> **Exercise description**: In the entries below, count every line with the word "create". Return only the count.

(Dataset listings of figures)
** START **
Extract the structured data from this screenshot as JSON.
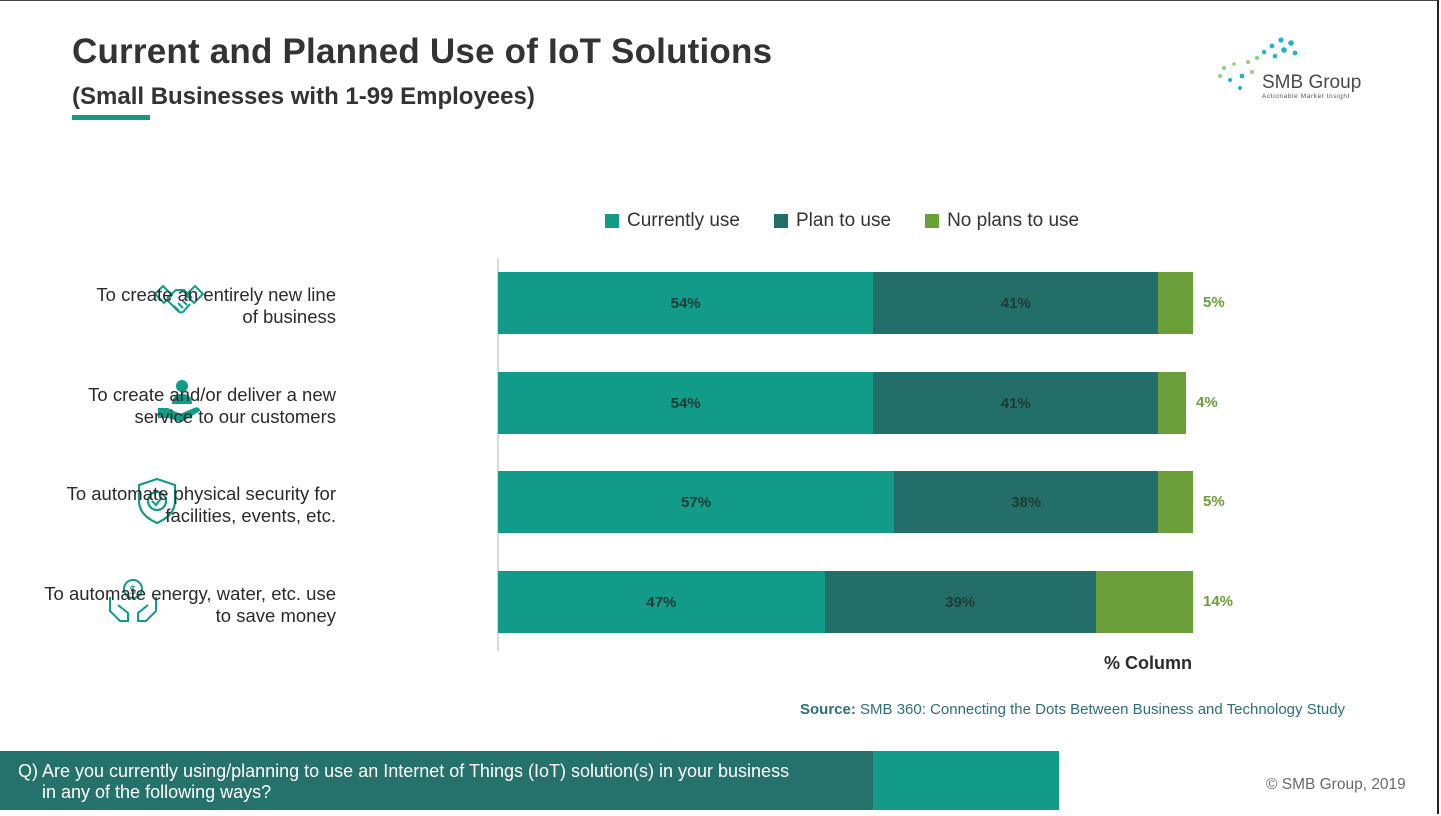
{
  "header": {
    "title": "Current and Planned Use of IoT Solutions",
    "subtitle": "(Small Businesses with 1-99 Employees)"
  },
  "logo": {
    "name": "SMB Group",
    "tagline": "Actionable Market Insight"
  },
  "colors": {
    "currently_use": "#119b88",
    "plan_to_use": "#246e6a",
    "no_plans": "#6a9e38",
    "accent": "#119b88"
  },
  "chart_data": {
    "type": "bar",
    "orientation": "horizontal",
    "stacked": true,
    "categories": [
      [
        "To create an entirely new line",
        "of business"
      ],
      [
        "To create and/or deliver a new",
        "service to our customers"
      ],
      [
        "To automate physical security for",
        "facilities, events, etc."
      ],
      [
        "To automate energy, water, etc. use",
        "to save money"
      ]
    ],
    "icons": [
      "handshake-icon",
      "service-hand-icon",
      "shield-check-icon",
      "money-hands-icon"
    ],
    "series": [
      {
        "name": "Currently use",
        "values": [
          54,
          54,
          57,
          47
        ],
        "labels": [
          "54%",
          "54%",
          "57%",
          "47%"
        ]
      },
      {
        "name": "Plan to use",
        "values": [
          41,
          41,
          38,
          39
        ],
        "labels": [
          "41%",
          "41%",
          "38%",
          "39%"
        ]
      },
      {
        "name": "No plans to use",
        "values": [
          5,
          4,
          5,
          14
        ],
        "labels": [
          "5%",
          "4%",
          "5%",
          "14%"
        ]
      }
    ],
    "xlabel": "% Column",
    "xlim": [
      0,
      100
    ],
    "grid": false,
    "legend": "top"
  },
  "source": {
    "label": "Source:",
    "text": " SMB 360: Connecting the Dots Between Business and Technology Study"
  },
  "question": {
    "line1": "Q) Are you currently using/planning to use an Internet of Things (IoT) solution(s) in your business",
    "line2": "in any of the following ways?"
  },
  "copyright": "© SMB Group, 2019"
}
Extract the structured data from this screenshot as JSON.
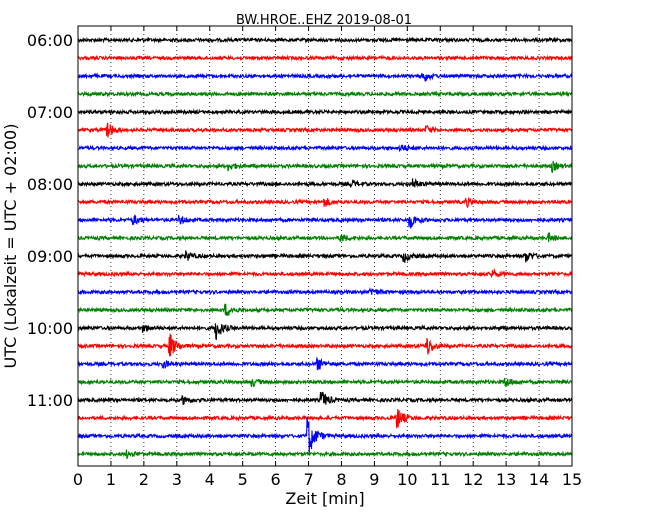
{
  "chart_data": {
    "type": "line",
    "title": "BW.HROE..EHZ 2019-08-01",
    "xlabel": "Zeit  [min]",
    "ylabel": "UTC (Lokalzeit = UTC + 02:00)",
    "xlim": [
      0,
      15
    ],
    "x_ticks": [
      0,
      1,
      2,
      3,
      4,
      5,
      6,
      7,
      8,
      9,
      10,
      11,
      12,
      13,
      14,
      15
    ],
    "x_tick_labels": [
      "0",
      "1",
      "2",
      "3",
      "4",
      "5",
      "6",
      "7",
      "8",
      "9",
      "10",
      "11",
      "12",
      "13",
      "14",
      "15"
    ],
    "y_tick_labels": [
      "06:00",
      "07:00",
      "08:00",
      "09:00",
      "10:00",
      "11:00"
    ],
    "grid": "vertical dotted",
    "series_colors": [
      "#000000",
      "#ff0000",
      "#0000ff",
      "#008000"
    ],
    "traces": [
      {
        "start": "06:00",
        "events": []
      },
      {
        "start": "06:15",
        "events": []
      },
      {
        "start": "06:30",
        "events": [
          {
            "t": 10.5,
            "amp": 0.45
          }
        ]
      },
      {
        "start": "06:45",
        "events": []
      },
      {
        "start": "07:00",
        "events": []
      },
      {
        "start": "07:15",
        "events": [
          {
            "t": 0.9,
            "amp": 0.6
          },
          {
            "t": 10.6,
            "amp": 0.3
          }
        ]
      },
      {
        "start": "07:30",
        "events": [
          {
            "t": 9.8,
            "amp": 0.3
          }
        ]
      },
      {
        "start": "07:45",
        "events": [
          {
            "t": 4.6,
            "amp": 0.3
          },
          {
            "t": 14.4,
            "amp": 0.4
          }
        ]
      },
      {
        "start": "08:00",
        "events": [
          {
            "t": 8.3,
            "amp": 0.3
          },
          {
            "t": 10.2,
            "amp": 0.35
          }
        ]
      },
      {
        "start": "08:15",
        "events": [
          {
            "t": 7.5,
            "amp": 0.35
          },
          {
            "t": 11.8,
            "amp": 0.35
          }
        ]
      },
      {
        "start": "08:30",
        "events": [
          {
            "t": 1.7,
            "amp": 0.35
          },
          {
            "t": 3.1,
            "amp": 0.3
          },
          {
            "t": 10.1,
            "amp": 0.6
          }
        ]
      },
      {
        "start": "08:45",
        "events": [
          {
            "t": 8.0,
            "amp": 0.3
          },
          {
            "t": 14.3,
            "amp": 0.3
          }
        ]
      },
      {
        "start": "09:00",
        "events": [
          {
            "t": 3.3,
            "amp": 0.35
          },
          {
            "t": 9.9,
            "amp": 0.45
          },
          {
            "t": 13.6,
            "amp": 0.45
          }
        ]
      },
      {
        "start": "09:15",
        "events": [
          {
            "t": 12.6,
            "amp": 0.3
          }
        ]
      },
      {
        "start": "09:30",
        "events": [
          {
            "t": 8.9,
            "amp": 0.3
          }
        ]
      },
      {
        "start": "09:45",
        "events": [
          {
            "t": 4.5,
            "amp": 0.5
          }
        ]
      },
      {
        "start": "10:00",
        "events": [
          {
            "t": 4.2,
            "amp": 0.9
          },
          {
            "t": 2.0,
            "amp": 0.3
          }
        ]
      },
      {
        "start": "10:15",
        "events": [
          {
            "t": 2.8,
            "amp": 1.0
          },
          {
            "t": 10.6,
            "amp": 0.75
          }
        ]
      },
      {
        "start": "10:30",
        "events": [
          {
            "t": 7.3,
            "amp": 0.45
          },
          {
            "t": 2.6,
            "amp": 0.3
          }
        ]
      },
      {
        "start": "10:45",
        "events": [
          {
            "t": 13.0,
            "amp": 0.35
          },
          {
            "t": 5.3,
            "amp": 0.3
          }
        ]
      },
      {
        "start": "11:00",
        "events": [
          {
            "t": 7.4,
            "amp": 0.75
          },
          {
            "t": 3.2,
            "amp": 0.3
          }
        ]
      },
      {
        "start": "11:15",
        "events": [
          {
            "t": 9.7,
            "amp": 0.85
          }
        ]
      },
      {
        "start": "11:30",
        "events": [
          {
            "t": 7.0,
            "amp": 1.7
          }
        ]
      },
      {
        "start": "11:45",
        "events": [
          {
            "t": 1.5,
            "amp": 0.3
          }
        ]
      }
    ]
  }
}
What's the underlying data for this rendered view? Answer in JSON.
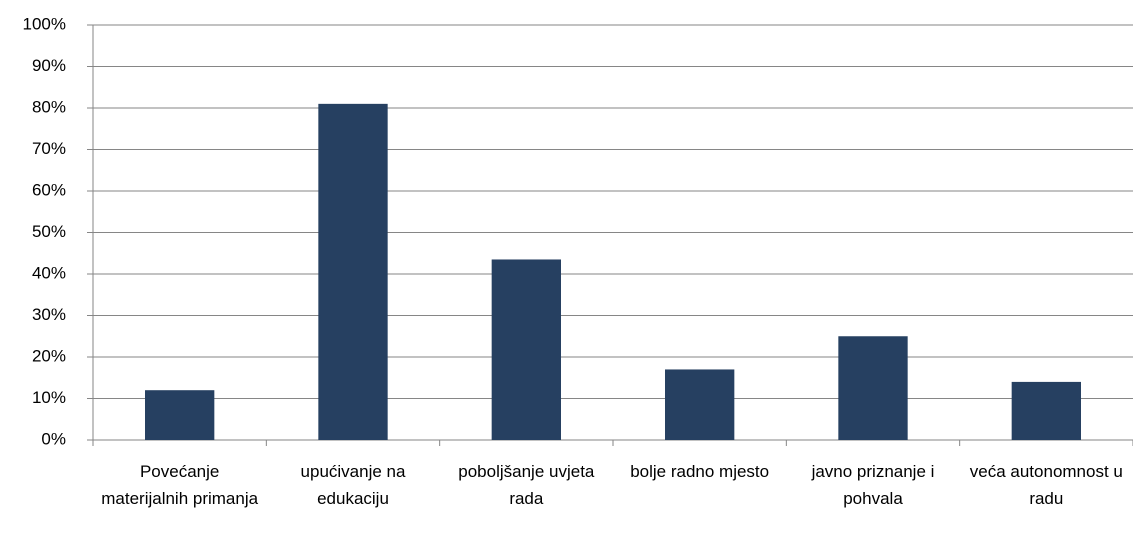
{
  "chart_data": {
    "type": "bar",
    "categories": [
      "Povećanje materijalnih primanja",
      "upućivanje na edukaciju",
      "poboljšanje uvjeta rada",
      "bolje radno mjesto",
      "javno priznanje i pohvala",
      "veća autonomnost u radu"
    ],
    "values": [
      12,
      81,
      43.5,
      17,
      25,
      14
    ],
    "color": "#264061",
    "ylim": [
      0,
      100
    ],
    "yticks": [
      {
        "value": 0,
        "label": "0%"
      },
      {
        "value": 10,
        "label": "10%"
      },
      {
        "value": 20,
        "label": "20%"
      },
      {
        "value": 30,
        "label": "30%"
      },
      {
        "value": 40,
        "label": "40%"
      },
      {
        "value": 50,
        "label": "50%"
      },
      {
        "value": 60,
        "label": "60%"
      },
      {
        "value": 70,
        "label": "70%"
      },
      {
        "value": 80,
        "label": "80%"
      },
      {
        "value": 90,
        "label": "90%"
      },
      {
        "value": 100,
        "label": "100%"
      }
    ],
    "grid": true
  }
}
** END **
> **The output**: 2